In the material below, list every line carrying the string "озёра".
====== RECORDS FOR THE EXERCISE ======
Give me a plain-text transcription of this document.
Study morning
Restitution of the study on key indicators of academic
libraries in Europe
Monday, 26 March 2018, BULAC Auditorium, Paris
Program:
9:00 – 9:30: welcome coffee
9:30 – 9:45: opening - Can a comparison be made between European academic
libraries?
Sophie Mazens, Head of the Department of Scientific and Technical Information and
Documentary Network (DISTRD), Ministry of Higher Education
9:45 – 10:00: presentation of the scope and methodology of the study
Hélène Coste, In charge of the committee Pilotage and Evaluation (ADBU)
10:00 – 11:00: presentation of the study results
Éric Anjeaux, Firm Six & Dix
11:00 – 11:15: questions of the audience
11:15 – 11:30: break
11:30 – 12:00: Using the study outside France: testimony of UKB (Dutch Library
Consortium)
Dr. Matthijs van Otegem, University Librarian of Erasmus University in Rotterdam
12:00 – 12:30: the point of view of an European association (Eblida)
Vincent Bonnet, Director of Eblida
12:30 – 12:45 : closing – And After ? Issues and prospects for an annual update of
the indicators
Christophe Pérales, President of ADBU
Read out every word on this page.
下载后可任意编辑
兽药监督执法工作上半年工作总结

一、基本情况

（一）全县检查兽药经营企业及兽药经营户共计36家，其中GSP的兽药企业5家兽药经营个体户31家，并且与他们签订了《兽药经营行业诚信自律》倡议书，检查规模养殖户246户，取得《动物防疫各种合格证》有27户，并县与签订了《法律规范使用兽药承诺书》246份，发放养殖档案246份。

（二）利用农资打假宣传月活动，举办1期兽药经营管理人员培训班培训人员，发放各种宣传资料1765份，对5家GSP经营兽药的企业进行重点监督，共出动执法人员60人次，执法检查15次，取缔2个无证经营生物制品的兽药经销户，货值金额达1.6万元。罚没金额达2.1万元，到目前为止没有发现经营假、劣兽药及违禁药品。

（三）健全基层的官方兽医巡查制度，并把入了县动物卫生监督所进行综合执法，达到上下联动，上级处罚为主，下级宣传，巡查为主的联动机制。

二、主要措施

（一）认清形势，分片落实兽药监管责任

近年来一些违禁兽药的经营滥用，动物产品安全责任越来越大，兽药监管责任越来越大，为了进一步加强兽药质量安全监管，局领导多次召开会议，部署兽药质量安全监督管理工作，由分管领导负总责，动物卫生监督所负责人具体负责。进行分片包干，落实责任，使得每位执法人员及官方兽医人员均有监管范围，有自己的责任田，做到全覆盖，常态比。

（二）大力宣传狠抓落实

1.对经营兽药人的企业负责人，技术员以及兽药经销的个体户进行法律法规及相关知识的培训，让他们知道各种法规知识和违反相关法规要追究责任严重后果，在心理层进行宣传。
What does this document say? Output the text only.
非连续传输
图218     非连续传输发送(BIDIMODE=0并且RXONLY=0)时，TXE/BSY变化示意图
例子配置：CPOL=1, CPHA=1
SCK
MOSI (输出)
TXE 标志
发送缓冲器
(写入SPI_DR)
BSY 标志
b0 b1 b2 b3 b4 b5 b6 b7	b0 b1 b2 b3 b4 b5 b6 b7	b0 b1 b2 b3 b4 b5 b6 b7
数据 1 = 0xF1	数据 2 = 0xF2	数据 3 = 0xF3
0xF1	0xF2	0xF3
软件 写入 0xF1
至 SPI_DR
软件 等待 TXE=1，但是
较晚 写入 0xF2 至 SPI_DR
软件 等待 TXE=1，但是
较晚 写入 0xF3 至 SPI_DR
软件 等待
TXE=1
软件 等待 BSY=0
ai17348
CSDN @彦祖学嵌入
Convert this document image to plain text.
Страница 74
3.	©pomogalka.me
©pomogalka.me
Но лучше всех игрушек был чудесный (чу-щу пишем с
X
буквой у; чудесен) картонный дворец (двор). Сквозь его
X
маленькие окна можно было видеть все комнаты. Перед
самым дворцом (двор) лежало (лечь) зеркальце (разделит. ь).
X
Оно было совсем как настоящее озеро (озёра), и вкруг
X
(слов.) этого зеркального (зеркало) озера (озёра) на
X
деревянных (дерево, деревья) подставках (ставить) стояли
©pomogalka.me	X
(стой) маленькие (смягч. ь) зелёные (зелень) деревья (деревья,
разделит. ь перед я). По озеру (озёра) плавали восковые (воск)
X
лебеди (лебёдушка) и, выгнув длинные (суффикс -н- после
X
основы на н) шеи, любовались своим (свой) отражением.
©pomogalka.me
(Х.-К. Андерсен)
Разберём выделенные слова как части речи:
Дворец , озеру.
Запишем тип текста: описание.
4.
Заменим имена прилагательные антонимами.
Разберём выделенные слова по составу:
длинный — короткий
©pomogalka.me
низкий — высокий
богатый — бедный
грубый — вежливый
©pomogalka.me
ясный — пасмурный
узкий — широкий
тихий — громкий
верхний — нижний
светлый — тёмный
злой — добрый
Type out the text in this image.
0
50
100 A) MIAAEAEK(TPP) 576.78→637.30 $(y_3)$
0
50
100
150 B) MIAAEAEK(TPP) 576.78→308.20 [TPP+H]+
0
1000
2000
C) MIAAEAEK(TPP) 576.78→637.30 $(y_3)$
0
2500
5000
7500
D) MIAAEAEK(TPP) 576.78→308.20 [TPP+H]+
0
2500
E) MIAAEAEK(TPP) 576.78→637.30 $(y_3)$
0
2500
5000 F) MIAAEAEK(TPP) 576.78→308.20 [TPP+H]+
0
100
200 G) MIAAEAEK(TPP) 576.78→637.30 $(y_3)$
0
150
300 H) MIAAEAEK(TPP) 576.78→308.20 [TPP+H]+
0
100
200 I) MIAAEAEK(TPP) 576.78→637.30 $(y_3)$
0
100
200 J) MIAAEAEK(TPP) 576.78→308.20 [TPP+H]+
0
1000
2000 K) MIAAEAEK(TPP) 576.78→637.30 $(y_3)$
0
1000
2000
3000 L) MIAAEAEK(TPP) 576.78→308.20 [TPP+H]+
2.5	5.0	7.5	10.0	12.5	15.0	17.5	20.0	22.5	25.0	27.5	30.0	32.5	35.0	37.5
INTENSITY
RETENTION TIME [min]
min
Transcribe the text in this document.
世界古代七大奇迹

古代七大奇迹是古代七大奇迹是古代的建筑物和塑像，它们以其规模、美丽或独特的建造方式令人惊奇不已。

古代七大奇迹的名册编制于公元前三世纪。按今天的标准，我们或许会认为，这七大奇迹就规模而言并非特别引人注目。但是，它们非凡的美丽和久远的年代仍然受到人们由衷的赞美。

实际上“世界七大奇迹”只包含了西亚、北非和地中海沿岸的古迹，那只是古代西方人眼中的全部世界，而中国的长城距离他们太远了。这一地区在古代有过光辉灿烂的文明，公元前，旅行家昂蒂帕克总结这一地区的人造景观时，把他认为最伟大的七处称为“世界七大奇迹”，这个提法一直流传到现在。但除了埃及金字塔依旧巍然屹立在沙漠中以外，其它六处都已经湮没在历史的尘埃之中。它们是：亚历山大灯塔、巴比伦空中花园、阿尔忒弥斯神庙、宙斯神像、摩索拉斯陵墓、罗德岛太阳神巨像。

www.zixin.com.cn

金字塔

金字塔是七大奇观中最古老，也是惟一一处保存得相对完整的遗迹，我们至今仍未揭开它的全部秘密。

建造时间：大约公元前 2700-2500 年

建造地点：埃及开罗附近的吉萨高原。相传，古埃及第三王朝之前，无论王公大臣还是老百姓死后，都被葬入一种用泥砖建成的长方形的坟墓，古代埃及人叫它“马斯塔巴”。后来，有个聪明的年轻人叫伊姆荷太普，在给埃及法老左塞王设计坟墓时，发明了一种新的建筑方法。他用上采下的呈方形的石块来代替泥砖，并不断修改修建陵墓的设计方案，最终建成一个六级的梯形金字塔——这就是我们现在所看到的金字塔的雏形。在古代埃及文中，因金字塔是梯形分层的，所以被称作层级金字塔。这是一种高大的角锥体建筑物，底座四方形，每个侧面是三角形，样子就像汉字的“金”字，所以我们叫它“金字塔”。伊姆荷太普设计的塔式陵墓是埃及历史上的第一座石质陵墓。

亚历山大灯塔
======
TASK SOLUTION -
Оно было совсем как настоящее озеро (озёра), и вкруг
(слов.) этого зеркального (зеркало) озера (озёра) на
разделит. ь перед я). По озеру (озёра) плавали восковые (воск)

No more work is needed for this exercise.